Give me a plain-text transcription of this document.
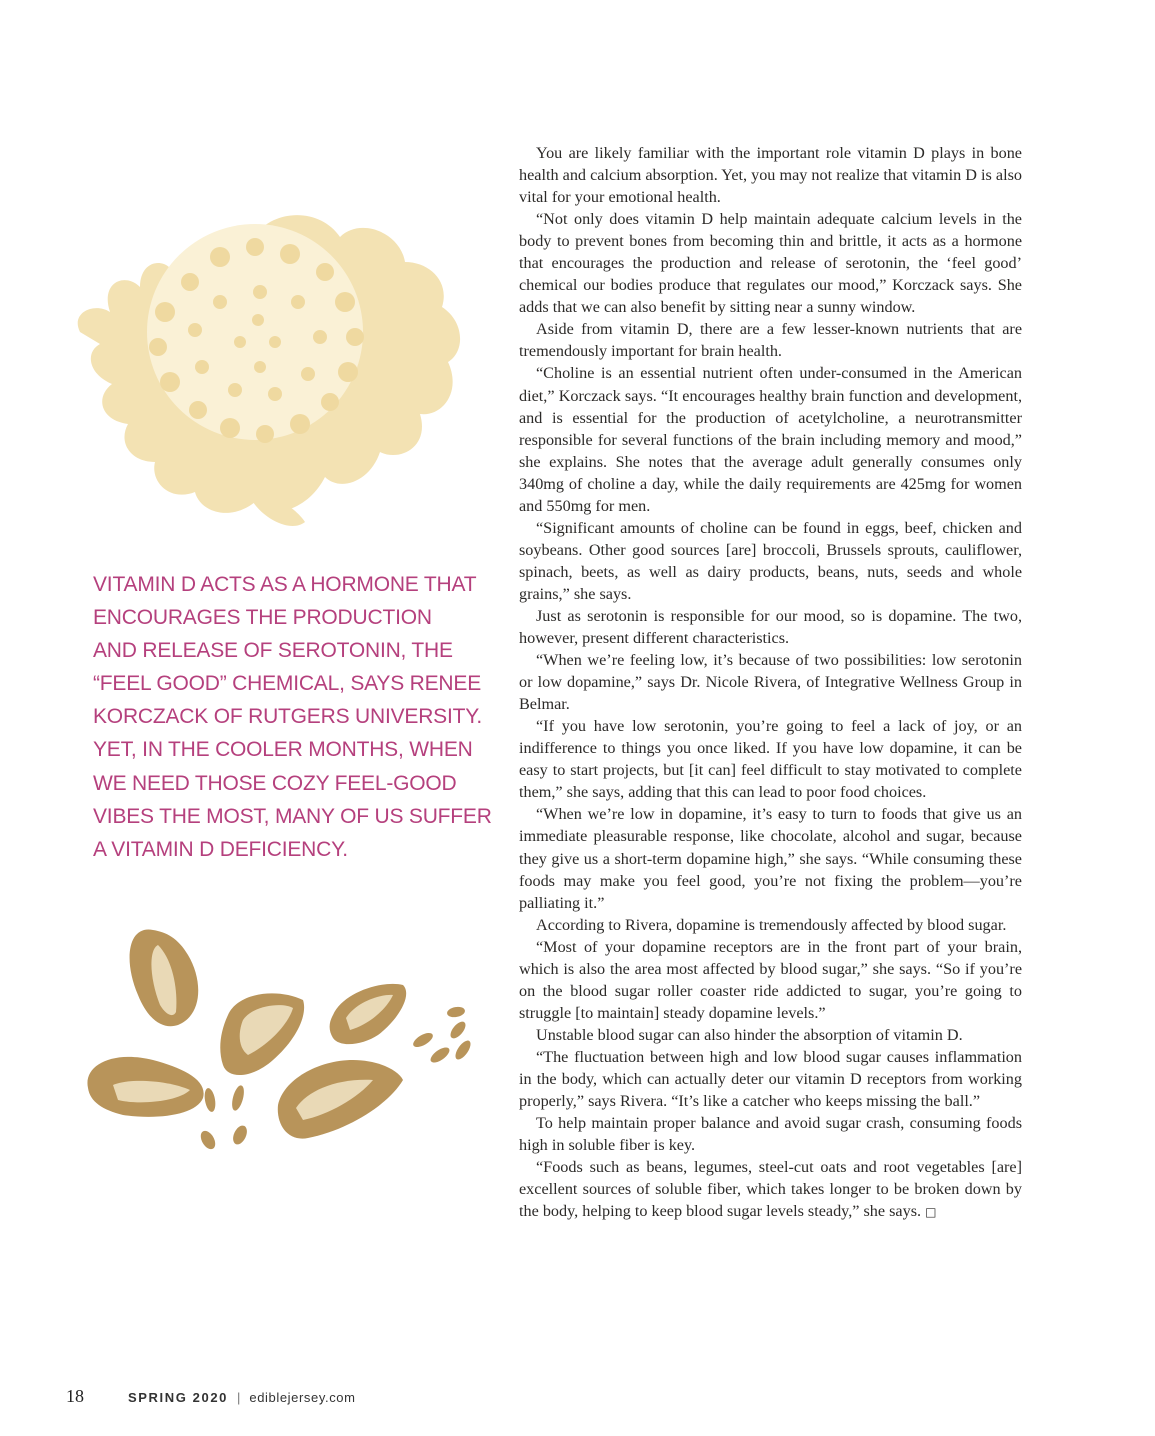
VITAMIN D ACTS AS A HORMONE THAT
ENCOURAGES THE PRODUCTION
AND RELEASE OF SEROTONIN, THE
“FEEL GOOD” CHEMICAL, SAYS RENEE
KORCZACK OF RUTGERS UNIVERSITY.
YET, IN THE COOLER MONTHS, WHEN
WE NEED THOSE COZY FEEL-GOOD
VIBES THE MOST, MANY OF US SUFFER
A VITAMIN D DEFICIENCY.

You are likely familiar with the important role vitamin D plays in bone health and calcium absorption. Yet, you may not realize that vitamin D is also vital for your emotional health.

“Not only does vitamin D help maintain adequate calcium levels in the body to prevent bones from becoming thin and brittle, it acts as a hormone that encourages the production and release of serotonin, the ‘feel good’ chemical our bodies produce that regulates our mood,” Korczack says. She adds that we can also benefit by sitting near a sunny window.

Aside from vitamin D, there are a few lesser-known nutrients that are tremendously important for brain health.

“Choline is an essential nutrient often under-consumed in the American diet,” Korczack says. “It encourages healthy brain function and development, and is essential for the production of acetylcholine, a neurotransmitter responsible for several functions of the brain including memory and mood,” she explains. She notes that the average adult generally consumes only 340mg of choline a day, while the daily requirements are 425mg for women and 550mg for men.

“Significant amounts of choline can be found in eggs, beef, chicken and soybeans. Other good sources [are] broccoli, Brussels sprouts, cauliflower, spinach, beets, as well as dairy products, beans, nuts, seeds and whole grains,” she says.

Just as serotonin is responsible for our mood, so is dopamine. The two, however, present different characteristics.

“When we’re feeling low, it’s because of two possibilities: low serotonin or low dopamine,” says Dr. Nicole Rivera, of Integrative Wellness Group in Belmar.

“If you have low serotonin, you’re going to feel a lack of joy, or an indifference to things you once liked. If you have low dopamine, it can be easy to start projects, but [it can] feel difficult to stay motivated to complete them,” she says, adding that this can lead to poor food choices.

“When we’re low in dopamine, it’s easy to turn to foods that give us an immediate pleasurable response, like chocolate, alcohol and sugar, because they give us a short-term dopamine high,” she says. “While consuming these foods may make you feel good, you’re not fixing the problem—you’re palliating it.”

According to Rivera, dopamine is tremendously affected by blood sugar.

“Most of your dopamine receptors are in the front part of your brain, which is also the area most affected by blood sugar,” she says. “So if you’re on the blood sugar roller coaster ride addicted to sugar, you’re going to struggle [to maintain] steady dopamine levels.”

Unstable blood sugar can also hinder the absorption of vitamin D.

“The fluctuation between high and low blood sugar causes inflammation in the body, which can actually deter our vitamin D receptors from working properly,” says Rivera. “It’s like a catcher who keeps missing the ball.”

To help maintain proper balance and avoid sugar crash, consuming foods high in soluble fiber is key.

“Foods such as beans, legumes, steel-cut oats and root vegetables [are] excellent sources of soluble fiber, which takes longer to be broken down by the body, helping to keep blood sugar levels steady,” she says. □

18	SPRING 2020 | ediblejersey.com
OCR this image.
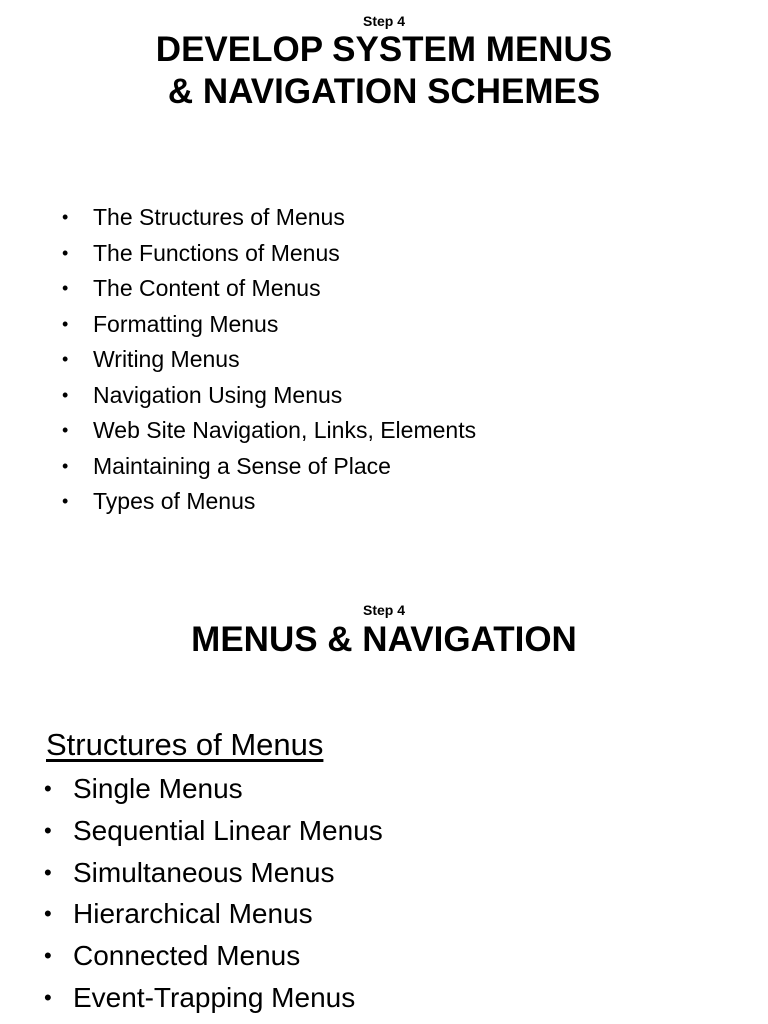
Step 4
DEVELOP SYSTEM MENUS
& NAVIGATION SCHEMES
•	The Structures of Menus
•	The Functions of Menus
•	The Content of Menus
•	Formatting Menus
•	Writing Menus
•	Navigation Using Menus
•	Web Site Navigation, Links, Elements
•	Maintaining a Sense of Place
•	Types of Menus
Step 4
MENUS & NAVIGATION
Structures of Menus
• Single Menus
• Sequential Linear Menus
• Simultaneous Menus
• Hierarchical Menus
• Connected Menus
• Event-Trapping Menus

--- WRITTEN TASK ---
Filter lines by "Structures" and return each hit.

--- TASK RESPONSE ---
•	The Structures of Menus
Structures of Menus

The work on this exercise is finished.